» Exercise prompt
Below are the records. Restate word for word every line from the one that contains "Output the text content of this document." through the final line, both included.

• • • • • • •

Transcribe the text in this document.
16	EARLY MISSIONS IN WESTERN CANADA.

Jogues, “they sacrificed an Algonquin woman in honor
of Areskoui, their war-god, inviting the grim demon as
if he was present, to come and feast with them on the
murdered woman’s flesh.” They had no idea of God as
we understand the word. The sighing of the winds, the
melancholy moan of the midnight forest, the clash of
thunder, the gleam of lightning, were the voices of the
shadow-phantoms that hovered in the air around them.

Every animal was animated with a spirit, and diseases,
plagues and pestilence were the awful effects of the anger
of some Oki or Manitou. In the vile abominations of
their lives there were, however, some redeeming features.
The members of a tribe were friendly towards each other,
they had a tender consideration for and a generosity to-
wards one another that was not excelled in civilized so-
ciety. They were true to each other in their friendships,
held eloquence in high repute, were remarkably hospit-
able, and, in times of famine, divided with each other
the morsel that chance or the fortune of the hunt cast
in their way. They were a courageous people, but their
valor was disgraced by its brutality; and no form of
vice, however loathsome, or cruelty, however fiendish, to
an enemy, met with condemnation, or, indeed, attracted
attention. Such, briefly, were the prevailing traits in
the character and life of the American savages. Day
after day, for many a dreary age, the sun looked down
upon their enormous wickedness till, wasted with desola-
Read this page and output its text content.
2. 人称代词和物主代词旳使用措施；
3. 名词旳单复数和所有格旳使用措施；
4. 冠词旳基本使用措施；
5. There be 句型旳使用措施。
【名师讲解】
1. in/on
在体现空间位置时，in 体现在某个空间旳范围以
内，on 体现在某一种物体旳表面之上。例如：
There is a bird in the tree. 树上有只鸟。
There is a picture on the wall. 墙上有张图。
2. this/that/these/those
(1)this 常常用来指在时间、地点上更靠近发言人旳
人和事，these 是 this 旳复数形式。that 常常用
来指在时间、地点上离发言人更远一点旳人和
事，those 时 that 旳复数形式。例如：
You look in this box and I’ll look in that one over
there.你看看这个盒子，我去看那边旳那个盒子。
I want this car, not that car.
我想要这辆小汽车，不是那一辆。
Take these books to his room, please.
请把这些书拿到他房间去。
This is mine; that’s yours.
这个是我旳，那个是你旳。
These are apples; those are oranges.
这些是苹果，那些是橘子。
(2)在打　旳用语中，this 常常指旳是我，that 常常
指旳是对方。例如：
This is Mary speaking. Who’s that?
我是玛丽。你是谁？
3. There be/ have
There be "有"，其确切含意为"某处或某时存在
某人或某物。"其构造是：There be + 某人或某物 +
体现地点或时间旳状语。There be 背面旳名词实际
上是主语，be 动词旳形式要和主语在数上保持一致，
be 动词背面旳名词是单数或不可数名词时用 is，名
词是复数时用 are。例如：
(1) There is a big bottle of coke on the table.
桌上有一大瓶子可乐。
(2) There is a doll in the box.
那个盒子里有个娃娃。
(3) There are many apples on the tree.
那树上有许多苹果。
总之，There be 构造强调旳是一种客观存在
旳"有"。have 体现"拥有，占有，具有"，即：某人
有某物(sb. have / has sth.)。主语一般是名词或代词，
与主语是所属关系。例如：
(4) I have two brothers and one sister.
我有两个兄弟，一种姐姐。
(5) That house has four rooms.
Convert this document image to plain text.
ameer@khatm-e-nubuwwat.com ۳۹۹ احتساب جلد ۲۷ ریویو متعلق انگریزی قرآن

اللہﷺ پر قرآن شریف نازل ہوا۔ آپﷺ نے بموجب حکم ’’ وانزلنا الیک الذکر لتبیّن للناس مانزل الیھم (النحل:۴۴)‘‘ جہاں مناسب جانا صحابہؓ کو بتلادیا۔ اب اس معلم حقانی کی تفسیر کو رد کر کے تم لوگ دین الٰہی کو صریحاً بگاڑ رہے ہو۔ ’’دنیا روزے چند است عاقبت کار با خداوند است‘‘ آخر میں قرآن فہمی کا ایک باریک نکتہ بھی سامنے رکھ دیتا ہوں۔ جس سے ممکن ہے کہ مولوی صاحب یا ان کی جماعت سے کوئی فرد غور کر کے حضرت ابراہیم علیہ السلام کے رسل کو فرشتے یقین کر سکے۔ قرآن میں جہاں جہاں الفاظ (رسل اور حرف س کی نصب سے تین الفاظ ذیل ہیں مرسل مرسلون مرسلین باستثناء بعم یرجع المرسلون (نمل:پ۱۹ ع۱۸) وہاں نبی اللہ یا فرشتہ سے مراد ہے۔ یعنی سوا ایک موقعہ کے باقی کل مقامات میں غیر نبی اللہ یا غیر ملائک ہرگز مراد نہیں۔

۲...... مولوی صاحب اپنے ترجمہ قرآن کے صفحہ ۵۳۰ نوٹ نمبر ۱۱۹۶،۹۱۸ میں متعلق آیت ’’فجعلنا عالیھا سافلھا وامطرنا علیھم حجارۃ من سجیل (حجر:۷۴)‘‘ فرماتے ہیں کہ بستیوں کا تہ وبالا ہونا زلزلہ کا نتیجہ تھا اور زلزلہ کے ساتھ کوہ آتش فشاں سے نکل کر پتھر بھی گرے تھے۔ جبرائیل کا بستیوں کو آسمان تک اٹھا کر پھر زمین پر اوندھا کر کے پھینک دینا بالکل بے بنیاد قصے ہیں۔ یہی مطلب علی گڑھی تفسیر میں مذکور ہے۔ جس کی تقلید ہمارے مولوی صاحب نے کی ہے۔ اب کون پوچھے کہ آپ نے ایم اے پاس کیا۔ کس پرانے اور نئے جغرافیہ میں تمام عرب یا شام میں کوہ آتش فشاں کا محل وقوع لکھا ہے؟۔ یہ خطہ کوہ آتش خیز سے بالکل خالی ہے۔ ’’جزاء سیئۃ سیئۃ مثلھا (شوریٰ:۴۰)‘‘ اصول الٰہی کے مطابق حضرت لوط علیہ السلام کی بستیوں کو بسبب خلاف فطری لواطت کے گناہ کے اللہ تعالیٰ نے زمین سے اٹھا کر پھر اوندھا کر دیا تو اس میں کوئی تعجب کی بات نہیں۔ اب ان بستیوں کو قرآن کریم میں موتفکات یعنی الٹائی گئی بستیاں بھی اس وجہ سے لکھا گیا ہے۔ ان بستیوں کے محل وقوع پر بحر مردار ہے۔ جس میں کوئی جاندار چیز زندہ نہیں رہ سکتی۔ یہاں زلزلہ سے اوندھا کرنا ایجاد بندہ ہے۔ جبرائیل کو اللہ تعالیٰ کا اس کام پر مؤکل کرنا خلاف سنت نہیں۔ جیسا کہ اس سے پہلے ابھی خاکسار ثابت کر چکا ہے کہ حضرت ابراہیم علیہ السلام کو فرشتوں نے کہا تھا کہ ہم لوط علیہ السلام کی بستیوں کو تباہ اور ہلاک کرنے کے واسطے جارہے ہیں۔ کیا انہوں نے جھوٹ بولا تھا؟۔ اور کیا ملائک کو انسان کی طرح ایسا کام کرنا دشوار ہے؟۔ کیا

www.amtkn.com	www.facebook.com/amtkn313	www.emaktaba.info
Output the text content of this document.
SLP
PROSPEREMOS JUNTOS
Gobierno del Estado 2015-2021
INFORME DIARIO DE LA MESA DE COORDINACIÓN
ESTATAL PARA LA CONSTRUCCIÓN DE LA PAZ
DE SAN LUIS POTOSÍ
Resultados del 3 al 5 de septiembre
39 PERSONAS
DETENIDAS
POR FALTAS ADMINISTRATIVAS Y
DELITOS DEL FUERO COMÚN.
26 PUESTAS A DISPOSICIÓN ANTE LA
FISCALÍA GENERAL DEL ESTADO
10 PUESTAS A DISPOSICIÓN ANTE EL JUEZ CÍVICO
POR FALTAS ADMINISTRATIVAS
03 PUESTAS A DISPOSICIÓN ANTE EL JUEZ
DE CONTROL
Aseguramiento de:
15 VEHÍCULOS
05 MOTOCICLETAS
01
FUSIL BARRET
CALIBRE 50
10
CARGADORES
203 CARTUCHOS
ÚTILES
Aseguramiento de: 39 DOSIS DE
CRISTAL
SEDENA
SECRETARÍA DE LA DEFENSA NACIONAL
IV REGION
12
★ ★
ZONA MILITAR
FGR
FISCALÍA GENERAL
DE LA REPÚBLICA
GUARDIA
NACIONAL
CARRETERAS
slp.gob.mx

• • • • • • •

» Correct answer
Output the text content of this document.
SLP
PROSPEREMOS JUNTOS
Gobierno del Estado 2015-2021
INFORME DIARIO DE LA MESA DE COORDINACIÓN
ESTATAL PARA LA CONSTRUCCIÓN DE LA PAZ
DE SAN LUIS POTOSÍ
Resultados del 3 al 5 de septiembre
39 PERSONAS
DETENIDAS
POR FALTAS ADMINISTRATIVAS Y
DELITOS DEL FUERO COMÚN.
26 PUESTAS A DISPOSICIÓN ANTE LA
FISCALÍA GENERAL DEL ESTADO
10 PUESTAS A DISPOSICIÓN ANTE EL JUEZ CÍVICO
POR FALTAS ADMINISTRATIVAS
03 PUESTAS A DISPOSICIÓN ANTE EL JUEZ
DE CONTROL
Aseguramiento de:
15 VEHÍCULOS
05 MOTOCICLETAS
01
FUSIL BARRET
CALIBRE 50
10
CARGADORES
203 CARTUCHOS
ÚTILES
Aseguramiento de: 39 DOSIS DE
CRISTAL
SEDENA
SECRETARÍA DE LA DEFENSA NACIONAL
IV REGION
12
★ ★
ZONA MILITAR
FGR
FISCALÍA GENERAL
DE LA REPÚBLICA
GUARDIA
NACIONAL
CARRETERAS
slp.gob.mx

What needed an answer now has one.